[Records from a collection of figures]
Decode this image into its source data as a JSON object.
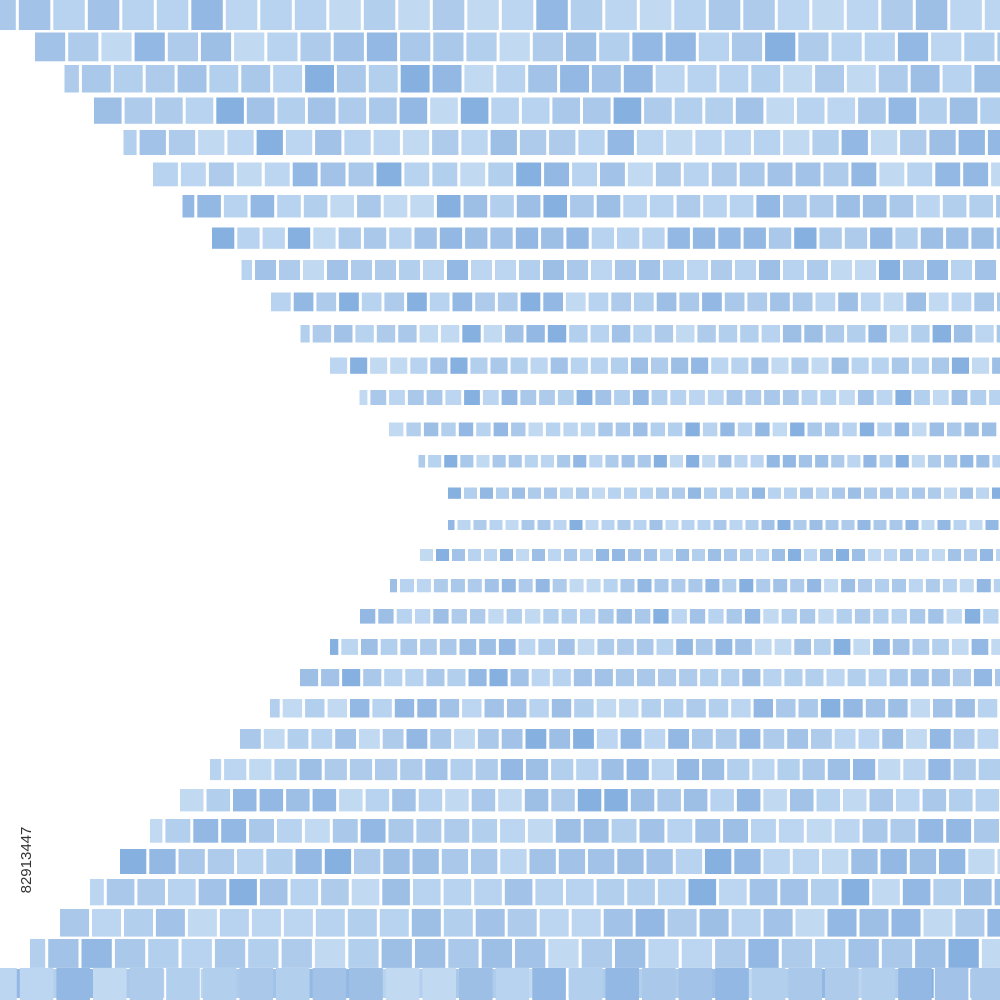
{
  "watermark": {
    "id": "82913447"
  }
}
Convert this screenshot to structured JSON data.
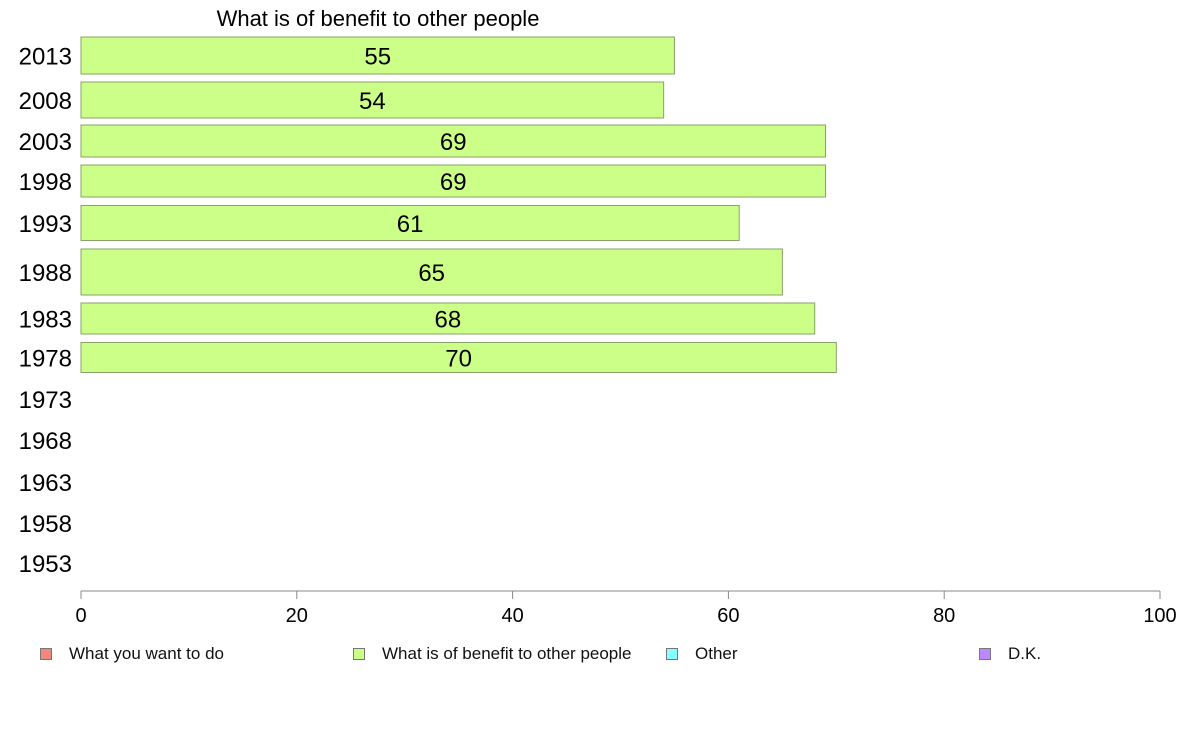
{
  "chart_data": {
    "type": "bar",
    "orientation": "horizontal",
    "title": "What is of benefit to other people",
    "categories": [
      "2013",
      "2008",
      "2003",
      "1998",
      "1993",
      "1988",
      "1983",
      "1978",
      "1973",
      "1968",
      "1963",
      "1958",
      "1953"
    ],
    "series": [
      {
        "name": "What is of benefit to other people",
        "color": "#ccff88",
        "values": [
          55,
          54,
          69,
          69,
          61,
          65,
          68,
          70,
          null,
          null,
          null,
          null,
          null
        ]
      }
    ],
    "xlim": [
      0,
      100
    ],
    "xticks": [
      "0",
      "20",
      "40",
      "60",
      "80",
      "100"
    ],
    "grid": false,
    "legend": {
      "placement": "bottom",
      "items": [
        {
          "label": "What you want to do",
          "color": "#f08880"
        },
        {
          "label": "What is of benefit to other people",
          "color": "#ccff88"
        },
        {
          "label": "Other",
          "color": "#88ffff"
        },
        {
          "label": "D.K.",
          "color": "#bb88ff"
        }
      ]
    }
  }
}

### WHAT TO PRODUCE
Please reproduce nothing but the lines from the one containing "Convert this screenshot" through the closing line of the listing, retyped word for word, pictures excluded.

### EXERCISE RESULT
Convert this screenshot to structured JSON data.
{
  "chart_data": {
    "type": "bar",
    "orientation": "horizontal",
    "title": "What is of benefit to other people",
    "categories": [
      "2013",
      "2008",
      "2003",
      "1998",
      "1993",
      "1988",
      "1983",
      "1978",
      "1973",
      "1968",
      "1963",
      "1958",
      "1953"
    ],
    "series": [
      {
        "name": "What is of benefit to other people",
        "color": "#ccff88",
        "values": [
          55,
          54,
          69,
          69,
          61,
          65,
          68,
          70,
          null,
          null,
          null,
          null,
          null
        ]
      }
    ],
    "xlim": [
      0,
      100
    ],
    "xticks": [
      "0",
      "20",
      "40",
      "60",
      "80",
      "100"
    ],
    "grid": false,
    "legend": {
      "placement": "bottom",
      "items": [
        {
          "label": "What you want to do",
          "color": "#f08880"
        },
        {
          "label": "What is of benefit to other people",
          "color": "#ccff88"
        },
        {
          "label": "Other",
          "color": "#88ffff"
        },
        {
          "label": "D.K.",
          "color": "#bb88ff"
        }
      ]
    }
  }
}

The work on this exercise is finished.